**RECORDS SUPPLIED**

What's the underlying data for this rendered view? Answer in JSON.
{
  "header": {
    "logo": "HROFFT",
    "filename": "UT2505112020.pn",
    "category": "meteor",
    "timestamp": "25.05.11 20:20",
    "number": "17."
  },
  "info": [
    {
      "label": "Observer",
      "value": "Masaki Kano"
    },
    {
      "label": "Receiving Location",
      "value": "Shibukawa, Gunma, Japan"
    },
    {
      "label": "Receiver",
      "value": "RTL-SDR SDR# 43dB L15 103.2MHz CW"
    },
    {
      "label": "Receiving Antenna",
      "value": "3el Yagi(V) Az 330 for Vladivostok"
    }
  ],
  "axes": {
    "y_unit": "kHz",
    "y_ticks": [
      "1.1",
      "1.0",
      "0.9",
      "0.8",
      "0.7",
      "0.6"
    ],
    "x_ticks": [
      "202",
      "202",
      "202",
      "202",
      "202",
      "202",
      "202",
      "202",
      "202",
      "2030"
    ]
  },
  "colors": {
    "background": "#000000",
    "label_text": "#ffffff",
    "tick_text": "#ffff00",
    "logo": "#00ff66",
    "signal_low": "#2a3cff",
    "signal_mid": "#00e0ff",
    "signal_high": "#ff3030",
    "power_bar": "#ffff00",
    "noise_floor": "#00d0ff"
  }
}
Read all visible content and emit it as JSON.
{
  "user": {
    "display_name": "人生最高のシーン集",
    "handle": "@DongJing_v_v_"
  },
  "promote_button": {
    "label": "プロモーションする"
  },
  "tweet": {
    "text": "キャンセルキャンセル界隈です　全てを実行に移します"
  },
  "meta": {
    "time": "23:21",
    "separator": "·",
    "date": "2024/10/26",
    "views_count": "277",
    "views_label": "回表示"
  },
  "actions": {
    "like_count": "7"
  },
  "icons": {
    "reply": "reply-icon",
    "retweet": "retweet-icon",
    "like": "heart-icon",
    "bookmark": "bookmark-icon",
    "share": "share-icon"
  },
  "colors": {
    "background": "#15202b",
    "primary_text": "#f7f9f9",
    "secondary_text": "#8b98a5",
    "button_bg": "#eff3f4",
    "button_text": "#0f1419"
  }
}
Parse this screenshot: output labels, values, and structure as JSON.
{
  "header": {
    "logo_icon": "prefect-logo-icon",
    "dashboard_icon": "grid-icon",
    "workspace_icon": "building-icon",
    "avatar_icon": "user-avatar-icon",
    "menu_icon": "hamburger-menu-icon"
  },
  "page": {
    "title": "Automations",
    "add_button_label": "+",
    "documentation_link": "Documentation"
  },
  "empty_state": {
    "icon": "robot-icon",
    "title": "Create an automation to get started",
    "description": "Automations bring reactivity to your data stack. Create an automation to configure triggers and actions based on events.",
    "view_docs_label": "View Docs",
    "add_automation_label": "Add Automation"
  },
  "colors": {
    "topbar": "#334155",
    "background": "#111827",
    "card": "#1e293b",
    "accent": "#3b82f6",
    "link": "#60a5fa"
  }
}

**STATED GOAL**
Pick out the lines above containing the word "JSON", then copy them.

**EXPECTED OUTPUT**
What's the underlying data for this rendered view? Answer in JSON.
Read all visible content and emit it as JSON.
Parse this screenshot: output labels, values, and structure as JSON.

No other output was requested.